Entries taken from a collection
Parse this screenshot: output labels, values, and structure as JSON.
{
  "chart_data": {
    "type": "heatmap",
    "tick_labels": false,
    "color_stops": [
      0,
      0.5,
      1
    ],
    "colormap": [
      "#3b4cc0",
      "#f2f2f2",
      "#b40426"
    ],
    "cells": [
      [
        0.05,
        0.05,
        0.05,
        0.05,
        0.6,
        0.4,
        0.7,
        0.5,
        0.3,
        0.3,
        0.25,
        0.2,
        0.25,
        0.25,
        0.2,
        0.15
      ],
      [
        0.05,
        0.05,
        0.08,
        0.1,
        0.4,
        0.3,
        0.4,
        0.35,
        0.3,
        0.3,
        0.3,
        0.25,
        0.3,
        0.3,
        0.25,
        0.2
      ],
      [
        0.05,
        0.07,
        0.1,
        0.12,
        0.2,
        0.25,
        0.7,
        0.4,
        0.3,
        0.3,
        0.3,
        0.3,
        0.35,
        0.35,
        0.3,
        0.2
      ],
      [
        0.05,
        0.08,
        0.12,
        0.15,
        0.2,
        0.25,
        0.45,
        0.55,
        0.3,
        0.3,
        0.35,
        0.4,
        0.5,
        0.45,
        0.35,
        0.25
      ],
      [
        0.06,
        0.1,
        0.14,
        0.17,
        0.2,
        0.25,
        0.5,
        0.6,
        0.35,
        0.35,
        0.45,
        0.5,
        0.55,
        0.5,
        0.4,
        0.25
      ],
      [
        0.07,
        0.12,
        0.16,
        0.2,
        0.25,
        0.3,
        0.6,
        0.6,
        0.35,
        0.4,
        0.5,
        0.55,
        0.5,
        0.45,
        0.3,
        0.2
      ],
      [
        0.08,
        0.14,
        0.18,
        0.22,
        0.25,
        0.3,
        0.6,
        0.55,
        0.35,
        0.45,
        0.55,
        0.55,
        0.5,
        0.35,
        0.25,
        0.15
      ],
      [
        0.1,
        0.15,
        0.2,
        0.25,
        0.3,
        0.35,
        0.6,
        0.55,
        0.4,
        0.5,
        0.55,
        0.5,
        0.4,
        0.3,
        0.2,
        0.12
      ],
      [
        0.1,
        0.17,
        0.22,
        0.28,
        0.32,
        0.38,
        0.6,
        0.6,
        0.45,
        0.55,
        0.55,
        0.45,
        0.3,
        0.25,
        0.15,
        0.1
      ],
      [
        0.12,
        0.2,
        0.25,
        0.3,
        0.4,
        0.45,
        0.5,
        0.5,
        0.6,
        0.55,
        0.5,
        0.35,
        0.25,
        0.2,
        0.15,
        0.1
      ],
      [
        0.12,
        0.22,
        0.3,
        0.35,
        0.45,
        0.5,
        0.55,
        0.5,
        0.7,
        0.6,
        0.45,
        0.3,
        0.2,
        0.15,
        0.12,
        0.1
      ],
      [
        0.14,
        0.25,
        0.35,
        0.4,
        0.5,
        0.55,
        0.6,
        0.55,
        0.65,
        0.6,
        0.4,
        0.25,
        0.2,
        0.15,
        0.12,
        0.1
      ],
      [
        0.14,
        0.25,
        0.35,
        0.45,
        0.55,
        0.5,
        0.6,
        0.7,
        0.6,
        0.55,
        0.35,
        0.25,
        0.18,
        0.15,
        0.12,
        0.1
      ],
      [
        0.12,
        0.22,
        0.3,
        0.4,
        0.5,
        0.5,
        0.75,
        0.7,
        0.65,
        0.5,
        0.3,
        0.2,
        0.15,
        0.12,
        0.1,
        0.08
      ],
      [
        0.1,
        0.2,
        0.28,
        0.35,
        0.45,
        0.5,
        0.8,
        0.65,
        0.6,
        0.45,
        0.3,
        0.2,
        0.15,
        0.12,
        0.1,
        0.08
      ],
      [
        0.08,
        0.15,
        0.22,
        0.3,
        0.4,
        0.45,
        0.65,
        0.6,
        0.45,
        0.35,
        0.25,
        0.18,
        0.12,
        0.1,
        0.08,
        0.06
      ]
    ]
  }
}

**AIM:** Using the listing above, please repeat every entry exactly.

**RESULT:**
Parse this screenshot: output labels, values, and structure as JSON.
{
  "chart_data": {
    "type": "heatmap",
    "tick_labels": false,
    "color_stops": [
      0,
      0.5,
      1
    ],
    "colormap": [
      "#3b4cc0",
      "#f2f2f2",
      "#b40426"
    ],
    "cells": [
      [
        0.05,
        0.05,
        0.05,
        0.05,
        0.6,
        0.4,
        0.7,
        0.5,
        0.3,
        0.3,
        0.25,
        0.2,
        0.25,
        0.25,
        0.2,
        0.15
      ],
      [
        0.05,
        0.05,
        0.08,
        0.1,
        0.4,
        0.3,
        0.4,
        0.35,
        0.3,
        0.3,
        0.3,
        0.25,
        0.3,
        0.3,
        0.25,
        0.2
      ],
      [
        0.05,
        0.07,
        0.1,
        0.12,
        0.2,
        0.25,
        0.7,
        0.4,
        0.3,
        0.3,
        0.3,
        0.3,
        0.35,
        0.35,
        0.3,
        0.2
      ],
      [
        0.05,
        0.08,
        0.12,
        0.15,
        0.2,
        0.25,
        0.45,
        0.55,
        0.3,
        0.3,
        0.35,
        0.4,
        0.5,
        0.45,
        0.35,
        0.25
      ],
      [
        0.06,
        0.1,
        0.14,
        0.17,
        0.2,
        0.25,
        0.5,
        0.6,
        0.35,
        0.35,
        0.45,
        0.5,
        0.55,
        0.5,
        0.4,
        0.25
      ],
      [
        0.07,
        0.12,
        0.16,
        0.2,
        0.25,
        0.3,
        0.6,
        0.6,
        0.35,
        0.4,
        0.5,
        0.55,
        0.5,
        0.45,
        0.3,
        0.2
      ],
      [
        0.08,
        0.14,
        0.18,
        0.22,
        0.25,
        0.3,
        0.6,
        0.55,
        0.35,
        0.45,
        0.55,
        0.55,
        0.5,
        0.35,
        0.25,
        0.15
      ],
      [
        0.1,
        0.15,
        0.2,
        0.25,
        0.3,
        0.35,
        0.6,
        0.55,
        0.4,
        0.5,
        0.55,
        0.5,
        0.4,
        0.3,
        0.2,
        0.12
      ],
      [
        0.1,
        0.17,
        0.22,
        0.28,
        0.32,
        0.38,
        0.6,
        0.6,
        0.45,
        0.55,
        0.55,
        0.45,
        0.3,
        0.25,
        0.15,
        0.1
      ],
      [
        0.12,
        0.2,
        0.25,
        0.3,
        0.4,
        0.45,
        0.5,
        0.5,
        0.6,
        0.55,
        0.5,
        0.35,
        0.25,
        0.2,
        0.15,
        0.1
      ],
      [
        0.12,
        0.22,
        0.3,
        0.35,
        0.45,
        0.5,
        0.55,
        0.5,
        0.7,
        0.6,
        0.45,
        0.3,
        0.2,
        0.15,
        0.12,
        0.1
      ],
      [
        0.14,
        0.25,
        0.35,
        0.4,
        0.5,
        0.55,
        0.6,
        0.55,
        0.65,
        0.6,
        0.4,
        0.25,
        0.2,
        0.15,
        0.12,
        0.1
      ],
      [
        0.14,
        0.25,
        0.35,
        0.45,
        0.55,
        0.5,
        0.6,
        0.7,
        0.6,
        0.55,
        0.35,
        0.25,
        0.18,
        0.15,
        0.12,
        0.1
      ],
      [
        0.12,
        0.22,
        0.3,
        0.4,
        0.5,
        0.5,
        0.75,
        0.7,
        0.65,
        0.5,
        0.3,
        0.2,
        0.15,
        0.12,
        0.1,
        0.08
      ],
      [
        0.1,
        0.2,
        0.28,
        0.35,
        0.45,
        0.5,
        0.8,
        0.65,
        0.6,
        0.45,
        0.3,
        0.2,
        0.15,
        0.12,
        0.1,
        0.08
      ],
      [
        0.08,
        0.15,
        0.22,
        0.3,
        0.4,
        0.45,
        0.65,
        0.6,
        0.45,
        0.35,
        0.25,
        0.18,
        0.12,
        0.1,
        0.08,
        0.06
      ]
    ]
  }
}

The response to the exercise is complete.